> [Job]
The records that follow should be retyped word for word.

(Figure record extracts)

┌──

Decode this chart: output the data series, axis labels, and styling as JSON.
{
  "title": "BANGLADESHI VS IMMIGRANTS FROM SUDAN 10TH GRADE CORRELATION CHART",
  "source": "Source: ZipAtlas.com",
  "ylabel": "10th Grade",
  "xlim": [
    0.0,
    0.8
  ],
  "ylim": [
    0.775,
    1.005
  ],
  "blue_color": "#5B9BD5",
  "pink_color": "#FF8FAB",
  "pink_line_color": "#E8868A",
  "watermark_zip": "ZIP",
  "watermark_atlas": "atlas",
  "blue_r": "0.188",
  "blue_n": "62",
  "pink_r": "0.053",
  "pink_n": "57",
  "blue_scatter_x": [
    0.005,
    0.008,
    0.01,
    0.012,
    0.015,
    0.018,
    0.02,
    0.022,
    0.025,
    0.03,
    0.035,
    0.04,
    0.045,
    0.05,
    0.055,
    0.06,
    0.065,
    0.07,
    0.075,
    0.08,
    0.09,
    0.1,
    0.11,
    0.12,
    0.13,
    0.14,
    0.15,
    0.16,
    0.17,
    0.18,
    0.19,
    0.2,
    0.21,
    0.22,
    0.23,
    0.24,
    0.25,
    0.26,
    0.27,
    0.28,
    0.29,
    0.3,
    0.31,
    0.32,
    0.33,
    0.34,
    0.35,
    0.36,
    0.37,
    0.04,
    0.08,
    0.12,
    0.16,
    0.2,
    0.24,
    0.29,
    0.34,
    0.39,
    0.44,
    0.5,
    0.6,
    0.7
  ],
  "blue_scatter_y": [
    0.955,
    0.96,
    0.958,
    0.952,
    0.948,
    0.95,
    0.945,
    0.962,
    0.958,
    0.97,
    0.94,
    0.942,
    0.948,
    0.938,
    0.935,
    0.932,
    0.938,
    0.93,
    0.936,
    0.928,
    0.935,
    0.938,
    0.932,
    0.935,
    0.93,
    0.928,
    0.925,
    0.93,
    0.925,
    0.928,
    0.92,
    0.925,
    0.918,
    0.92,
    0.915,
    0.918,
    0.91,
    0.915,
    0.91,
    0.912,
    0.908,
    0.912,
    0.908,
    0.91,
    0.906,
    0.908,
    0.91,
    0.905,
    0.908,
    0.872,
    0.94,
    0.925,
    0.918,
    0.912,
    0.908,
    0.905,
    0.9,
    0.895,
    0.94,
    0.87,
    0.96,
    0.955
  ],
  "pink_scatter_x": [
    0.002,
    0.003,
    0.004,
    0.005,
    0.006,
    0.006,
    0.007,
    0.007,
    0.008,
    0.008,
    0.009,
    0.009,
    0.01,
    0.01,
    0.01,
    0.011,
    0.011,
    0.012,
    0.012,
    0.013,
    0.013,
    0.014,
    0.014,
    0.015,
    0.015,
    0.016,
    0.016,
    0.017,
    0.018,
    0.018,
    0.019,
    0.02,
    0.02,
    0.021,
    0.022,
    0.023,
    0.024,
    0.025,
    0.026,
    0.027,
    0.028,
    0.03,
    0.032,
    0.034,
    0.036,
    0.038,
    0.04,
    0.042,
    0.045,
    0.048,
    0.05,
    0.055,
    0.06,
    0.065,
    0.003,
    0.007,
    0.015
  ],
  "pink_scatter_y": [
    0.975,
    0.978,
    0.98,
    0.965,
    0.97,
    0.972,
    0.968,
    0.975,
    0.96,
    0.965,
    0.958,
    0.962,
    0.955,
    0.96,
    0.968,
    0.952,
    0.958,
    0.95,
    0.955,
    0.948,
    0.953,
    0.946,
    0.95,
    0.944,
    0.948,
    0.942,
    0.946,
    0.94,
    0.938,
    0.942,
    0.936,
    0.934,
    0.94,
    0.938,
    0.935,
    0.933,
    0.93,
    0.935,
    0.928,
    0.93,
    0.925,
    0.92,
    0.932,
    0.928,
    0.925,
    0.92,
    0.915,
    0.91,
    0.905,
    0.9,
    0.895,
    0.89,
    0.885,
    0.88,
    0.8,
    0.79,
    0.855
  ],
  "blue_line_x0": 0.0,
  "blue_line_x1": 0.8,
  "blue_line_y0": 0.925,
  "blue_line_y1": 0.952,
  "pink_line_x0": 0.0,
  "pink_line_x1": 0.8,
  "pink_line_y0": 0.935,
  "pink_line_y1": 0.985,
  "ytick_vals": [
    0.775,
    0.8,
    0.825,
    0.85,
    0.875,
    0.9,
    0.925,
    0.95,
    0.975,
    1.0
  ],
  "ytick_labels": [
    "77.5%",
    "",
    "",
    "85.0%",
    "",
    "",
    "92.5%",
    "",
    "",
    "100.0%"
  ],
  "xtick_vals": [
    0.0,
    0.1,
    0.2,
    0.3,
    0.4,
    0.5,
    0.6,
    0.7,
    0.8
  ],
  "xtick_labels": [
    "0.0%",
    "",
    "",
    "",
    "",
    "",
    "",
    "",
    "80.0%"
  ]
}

└──

> [The response]
Decode this chart: output the data series, axis labels, and styling as JSON.
{
  "title": "BANGLADESHI VS IMMIGRANTS FROM SUDAN 10TH GRADE CORRELATION CHART",
  "source": "Source: ZipAtlas.com",
  "ylabel": "10th Grade",
  "xlim": [
    0.0,
    0.8
  ],
  "ylim": [
    0.775,
    1.005
  ],
  "blue_color": "#5B9BD5",
  "pink_color": "#FF8FAB",
  "pink_line_color": "#E8868A",
  "watermark_zip": "ZIP",
  "watermark_atlas": "atlas",
  "blue_r": "0.188",
  "blue_n": "62",
  "pink_r": "0.053",
  "pink_n": "57",
  "blue_scatter_x": [
    0.005,
    0.008,
    0.01,
    0.012,
    0.015,
    0.018,
    0.02,
    0.022,
    0.025,
    0.03,
    0.035,
    0.04,
    0.045,
    0.05,
    0.055,
    0.06,
    0.065,
    0.07,
    0.075,
    0.08,
    0.09,
    0.1,
    0.11,
    0.12,
    0.13,
    0.14,
    0.15,
    0.16,
    0.17,
    0.18,
    0.19,
    0.2,
    0.21,
    0.22,
    0.23,
    0.24,
    0.25,
    0.26,
    0.27,
    0.28,
    0.29,
    0.3,
    0.31,
    0.32,
    0.33,
    0.34,
    0.35,
    0.36,
    0.37,
    0.04,
    0.08,
    0.12,
    0.16,
    0.2,
    0.24,
    0.29,
    0.34,
    0.39,
    0.44,
    0.5,
    0.6,
    0.7
  ],
  "blue_scatter_y": [
    0.955,
    0.96,
    0.958,
    0.952,
    0.948,
    0.95,
    0.945,
    0.962,
    0.958,
    0.97,
    0.94,
    0.942,
    0.948,
    0.938,
    0.935,
    0.932,
    0.938,
    0.93,
    0.936,
    0.928,
    0.935,
    0.938,
    0.932,
    0.935,
    0.93,
    0.928,
    0.925,
    0.93,
    0.925,
    0.928,
    0.92,
    0.925,
    0.918,
    0.92,
    0.915,
    0.918,
    0.91,
    0.915,
    0.91,
    0.912,
    0.908,
    0.912,
    0.908,
    0.91,
    0.906,
    0.908,
    0.91,
    0.905,
    0.908,
    0.872,
    0.94,
    0.925,
    0.918,
    0.912,
    0.908,
    0.905,
    0.9,
    0.895,
    0.94,
    0.87,
    0.96,
    0.955
  ],
  "pink_scatter_x": [
    0.002,
    0.003,
    0.004,
    0.005,
    0.006,
    0.006,
    0.007,
    0.007,
    0.008,
    0.008,
    0.009,
    0.009,
    0.01,
    0.01,
    0.01,
    0.011,
    0.011,
    0.012,
    0.012,
    0.013,
    0.013,
    0.014,
    0.014,
    0.015,
    0.015,
    0.016,
    0.016,
    0.017,
    0.018,
    0.018,
    0.019,
    0.02,
    0.02,
    0.021,
    0.022,
    0.023,
    0.024,
    0.025,
    0.026,
    0.027,
    0.028,
    0.03,
    0.032,
    0.034,
    0.036,
    0.038,
    0.04,
    0.042,
    0.045,
    0.048,
    0.05,
    0.055,
    0.06,
    0.065,
    0.003,
    0.007,
    0.015
  ],
  "pink_scatter_y": [
    0.975,
    0.978,
    0.98,
    0.965,
    0.97,
    0.972,
    0.968,
    0.975,
    0.96,
    0.965,
    0.958,
    0.962,
    0.955,
    0.96,
    0.968,
    0.952,
    0.958,
    0.95,
    0.955,
    0.948,
    0.953,
    0.946,
    0.95,
    0.944,
    0.948,
    0.942,
    0.946,
    0.94,
    0.938,
    0.942,
    0.936,
    0.934,
    0.94,
    0.938,
    0.935,
    0.933,
    0.93,
    0.935,
    0.928,
    0.93,
    0.925,
    0.92,
    0.932,
    0.928,
    0.925,
    0.92,
    0.915,
    0.91,
    0.905,
    0.9,
    0.895,
    0.89,
    0.885,
    0.88,
    0.8,
    0.79,
    0.855
  ],
  "blue_line_x0": 0.0,
  "blue_line_x1": 0.8,
  "blue_line_y0": 0.925,
  "blue_line_y1": 0.952,
  "pink_line_x0": 0.0,
  "pink_line_x1": 0.8,
  "pink_line_y0": 0.935,
  "pink_line_y1": 0.985,
  "ytick_vals": [
    0.775,
    0.8,
    0.825,
    0.85,
    0.875,
    0.9,
    0.925,
    0.95,
    0.975,
    1.0
  ],
  "ytick_labels": [
    "77.5%",
    "",
    "",
    "85.0%",
    "",
    "",
    "92.5%",
    "",
    "",
    "100.0%"
  ],
  "xtick_vals": [
    0.0,
    0.1,
    0.2,
    0.3,
    0.4,
    0.5,
    0.6,
    0.7,
    0.8
  ],
  "xtick_labels": [
    "0.0%",
    "",
    "",
    "",
    "",
    "",
    "",
    "",
    "80.0%"
  ]
}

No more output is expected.